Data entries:
= = = = = = =

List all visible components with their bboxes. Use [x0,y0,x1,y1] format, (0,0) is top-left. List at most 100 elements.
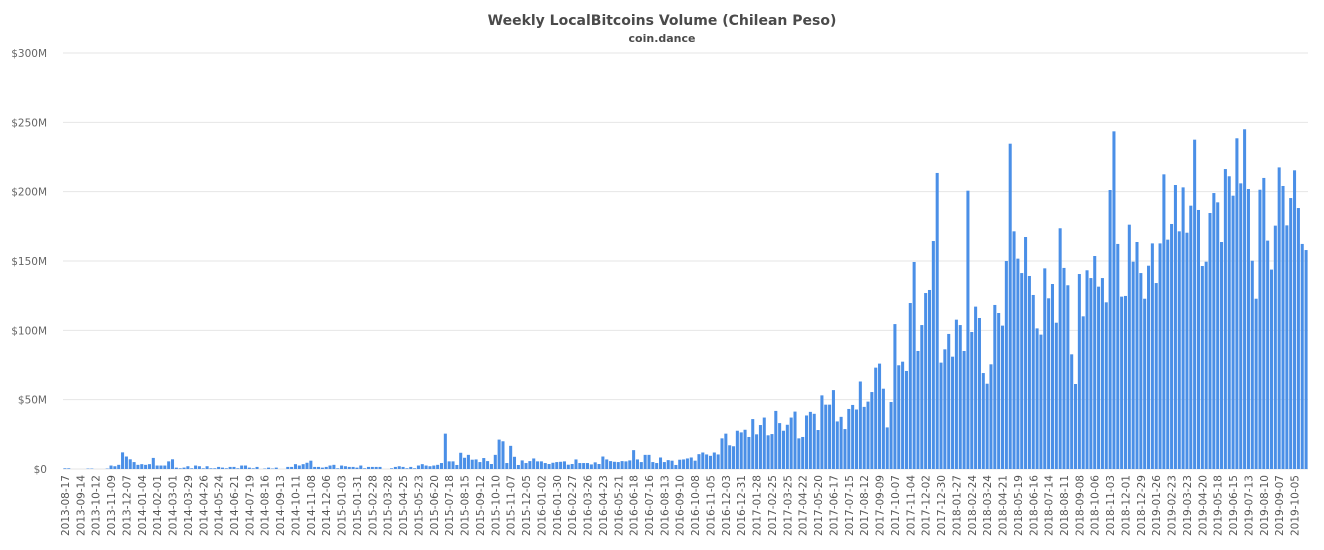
chart-title: Weekly LocalBitcoins Volume (Chilean Pes… [488,13,837,29]
bar [290,466,294,469]
bar [1254,298,1258,469]
bar [405,468,409,469]
bar [1273,225,1277,469]
bar [317,466,321,469]
bar [474,459,478,469]
bar [805,415,809,469]
bar [117,464,121,469]
x-tick-label: 2017-07-15 [844,475,856,536]
x-tick-label: 2019-02-23 [1167,475,1179,536]
x-tick-label: 2019-09-07 [1274,475,1286,536]
bar [63,468,67,469]
bar [324,466,328,469]
bar [155,465,159,469]
bar [359,465,363,469]
x-tick-label: 2016-01-02 [536,475,548,536]
bar [701,452,705,469]
bar [835,421,839,469]
bar [347,466,351,469]
bar [1204,261,1208,469]
bar [870,392,874,469]
bar [1250,260,1254,469]
x-tick-label: 2016-08-13 [659,475,671,536]
bar [178,468,182,469]
bar [651,462,655,469]
x-tick-label: 2018-11-03 [1105,475,1117,536]
bar [1135,242,1139,469]
bar [685,458,689,469]
x-tick-label: 2016-01-30 [552,475,564,536]
x-tick-label: 2019-05-18 [1213,475,1225,536]
bar [351,466,355,469]
bar [939,362,943,469]
bar [1208,213,1212,469]
x-tick-label: 2016-06-18 [629,475,641,536]
x-tick-label: 2014-07-19 [244,475,256,536]
x-tick-label: 2016-09-10 [675,475,687,536]
bar [620,461,624,469]
bar [524,463,528,469]
bar [451,461,455,469]
bar [1020,273,1024,469]
bar [197,466,201,469]
bar [159,465,163,469]
bar [478,462,482,469]
x-tick-label: 2014-05-24 [214,475,226,536]
bar [635,459,639,469]
bar [858,381,862,469]
bar [144,464,148,469]
bar [113,466,117,469]
bar [1077,274,1081,469]
x-tick-label: 2014-01-04 [137,475,149,536]
bar [843,429,847,469]
bar [340,465,344,469]
bar [1139,273,1143,469]
bar [1112,131,1116,469]
bar [1089,278,1093,469]
bar [1127,224,1131,469]
bar [862,406,866,469]
x-tick-label: 2017-10-07 [890,475,902,536]
bar [851,404,855,469]
bar [751,419,755,469]
bar [1300,243,1304,469]
x-tick-label: 2018-10-06 [1090,475,1102,536]
bar [393,466,397,469]
bar [459,452,463,469]
bar [436,464,440,469]
x-tick-label: 2016-12-31 [736,475,748,536]
bar [236,468,240,469]
bar [1024,237,1028,469]
bar [301,464,305,469]
bar [547,464,551,469]
bar [797,438,801,469]
bar [443,433,447,469]
bar [808,411,812,469]
bar [770,434,774,469]
x-tick-label: 2017-01-28 [752,475,764,536]
x-tick-label: 2015-10-10 [490,475,502,536]
x-tick-label: 2014-10-11 [291,475,303,536]
x-tick-label: 2015-03-28 [383,475,395,536]
bar [1054,322,1058,469]
y-axis: $0 $50M $100M $150M $200M $250M $300M [11,48,47,476]
x-axis: 2013-08-17 2013-09-14 2013-10-12 2013-11-09… [60,475,1302,536]
bar [1123,295,1127,469]
bar [1035,328,1039,469]
bar [1043,268,1047,469]
bar [904,370,908,469]
bar [486,461,490,469]
bar [509,445,513,469]
bar [1227,176,1231,469]
bar [801,436,805,469]
bar [532,458,536,469]
x-tick-label: 2014-03-29 [183,475,195,536]
bar [878,363,882,469]
x-tick-label: 2014-03-01 [168,475,180,536]
bar [762,417,766,469]
x-tick-label: 2019-10-05 [1290,475,1302,536]
bar [666,460,670,469]
bar [439,463,444,469]
bar [743,429,747,469]
bar [912,261,916,469]
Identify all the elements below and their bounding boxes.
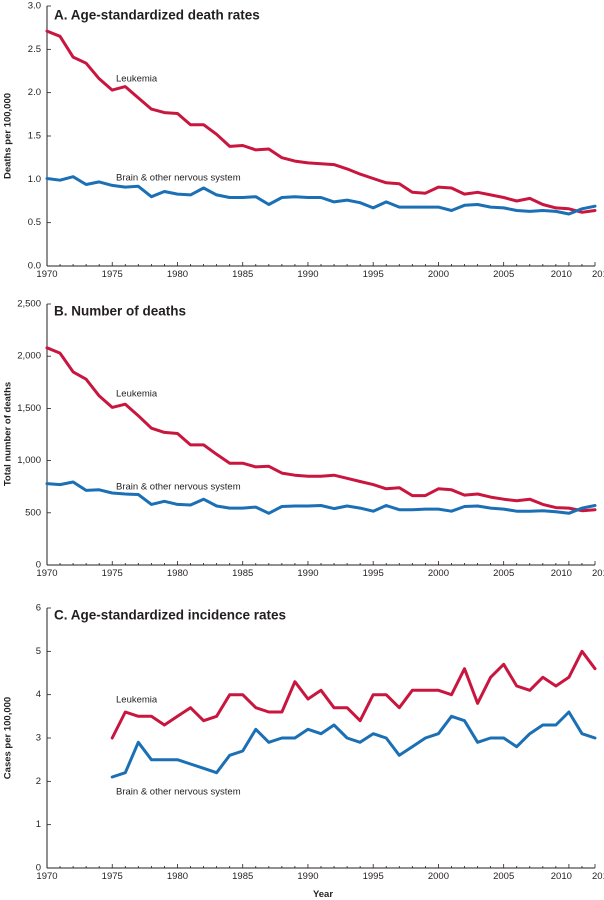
x-tick-label: 2000 [428, 871, 449, 882]
x-tick-label: 1985 [232, 568, 253, 579]
y-tick-label: 2.0 [28, 87, 41, 98]
x-tick-label: 1995 [363, 568, 384, 579]
x-tick-label: 2005 [493, 269, 514, 280]
series-label-brain: Brain & other nervous system [116, 482, 241, 493]
y-tick-label: 2 [36, 776, 41, 787]
x-tick-label: 2010 [551, 568, 572, 579]
x-tick-label: 1975 [102, 568, 123, 579]
x-tick-label: 2010 [551, 871, 572, 882]
x-tick-label: 1995 [363, 269, 384, 280]
x-tick-label: 2012 [592, 269, 604, 280]
x-tick-label: 1975 [102, 871, 123, 882]
y-tick-label: 1,500 [17, 403, 41, 414]
x-tick-label: 1985 [232, 269, 253, 280]
x-tick-label: 2005 [493, 568, 514, 579]
x-tick-label: 1980 [167, 871, 188, 882]
x-tick-label: 1970 [36, 269, 57, 280]
x-tick-label: 1990 [297, 568, 318, 579]
series-label-leukemia: Leukemia [116, 389, 158, 400]
x-tick-label: 1990 [297, 269, 318, 280]
x-tick-label: 1970 [36, 871, 57, 882]
y-tick-label: 0 [36, 560, 41, 571]
x-tick-label: 1975 [102, 269, 123, 280]
y-tick-label: 3.0 [28, 1, 41, 12]
y-tick-label: 1.0 [28, 174, 41, 185]
series-line-leukemia [110, 649, 597, 740]
x-tick-label: 1980 [167, 269, 188, 280]
y-tick-label: 0.0 [28, 261, 41, 272]
y-tick-label: 0 [36, 863, 41, 874]
y-axis-title: Deaths per 100,000 [3, 93, 14, 179]
x-tick-label: 1970 [36, 568, 57, 579]
y-tick-label: 1,000 [17, 455, 41, 466]
panel-title: A. Age-standardized death rates [54, 8, 260, 23]
x-tick-label: 2012 [592, 871, 604, 882]
chart-panel-3: C. Age-standardized incidence rates Cases… [3, 603, 604, 882]
series-label-leukemia: Leukemia [116, 74, 158, 85]
y-tick-label: 1.5 [28, 131, 41, 142]
series-line-brain [45, 175, 597, 216]
series-line-brain [45, 480, 597, 515]
chart-panels: A. Age-standardized death rates Deaths pe… [3, 1, 604, 882]
y-tick-label: 6 [36, 603, 41, 614]
y-tick-label: 4 [36, 689, 41, 700]
x-tick-label: 2010 [551, 269, 572, 280]
chart-panel-2: B. Number of deaths Total number of death… [3, 299, 604, 579]
y-tick-label: 2,000 [17, 351, 41, 362]
x-tick-label: 1995 [363, 871, 384, 882]
y-tick-label: 2.5 [28, 44, 41, 55]
y-tick-label: 1 [36, 819, 41, 830]
series-line-brain [110, 710, 597, 779]
x-tick-label: 1985 [232, 871, 253, 882]
series-line-leukemia [45, 29, 597, 214]
series-line-leukemia [45, 346, 597, 513]
chart-panel-1: A. Age-standardized death rates Deaths pe… [3, 1, 604, 280]
y-axis-title: Cases per 100,000 [3, 697, 14, 779]
panel-title: C. Age-standardized incidence rates [54, 608, 286, 623]
y-tick-label: 5 [36, 646, 41, 657]
y-tick-label: 2,500 [17, 299, 41, 310]
series-label-leukemia: Leukemia [116, 695, 158, 706]
y-tick-label: 500 [25, 507, 41, 518]
y-tick-label: 0.5 [28, 217, 41, 228]
x-tick-label: 2000 [428, 568, 449, 579]
y-axis-title: Total number of deaths [3, 382, 14, 486]
series-label-brain: Brain & other nervous system [116, 787, 241, 798]
x-tick-label: 1990 [297, 871, 318, 882]
y-tick-label: 3 [36, 733, 41, 744]
series-label-brain: Brain & other nervous system [116, 173, 241, 184]
x-axis-title: Year [313, 889, 333, 900]
x-tick-label: 2000 [428, 269, 449, 280]
x-tick-label: 2012 [592, 568, 604, 579]
x-tick-label: 2005 [493, 871, 514, 882]
panel-title: B. Number of deaths [54, 304, 186, 319]
x-tick-label: 1980 [167, 568, 188, 579]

= = = = = = =

Copy word for word every line from the one with "chart-title: Weekly LocalBitcoins" down to the one with "bar [1208,213,1212,469]", including both of those lines.

chart-title: Weekly LocalBitcoins Volume (Chilean Pes… [488,13,837,29]
bar [290,466,294,469]
bar [1254,298,1258,469]
bar [405,468,409,469]
bar [1273,225,1277,469]
bar [317,466,321,469]
bar [474,459,478,469]
bar [805,415,809,469]
bar [117,464,121,469]
x-tick-label: 2017-07-15 [844,475,856,536]
x-tick-label: 2019-02-23 [1167,475,1179,536]
x-tick-label: 2019-09-07 [1274,475,1286,536]
bar [63,468,67,469]
bar [324,466,328,469]
bar [155,465,159,469]
bar [359,465,363,469]
x-tick-label: 2016-01-02 [536,475,548,536]
bar [701,452,705,469]
bar [835,421,839,469]
bar [347,466,351,469]
bar [1204,261,1208,469]
bar [870,392,874,469]
bar [1250,260,1254,469]
x-tick-label: 2016-08-13 [659,475,671,536]
bar [178,468,182,469]
bar [651,462,655,469]
x-tick-label: 2018-11-03 [1105,475,1117,536]
bar [1135,242,1139,469]
bar [685,458,689,469]
x-tick-label: 2016-01-30 [552,475,564,536]
x-tick-label: 2019-05-18 [1213,475,1225,536]
bar [351,466,355,469]
bar [939,362,943,469]
bar [1208,213,1212,469]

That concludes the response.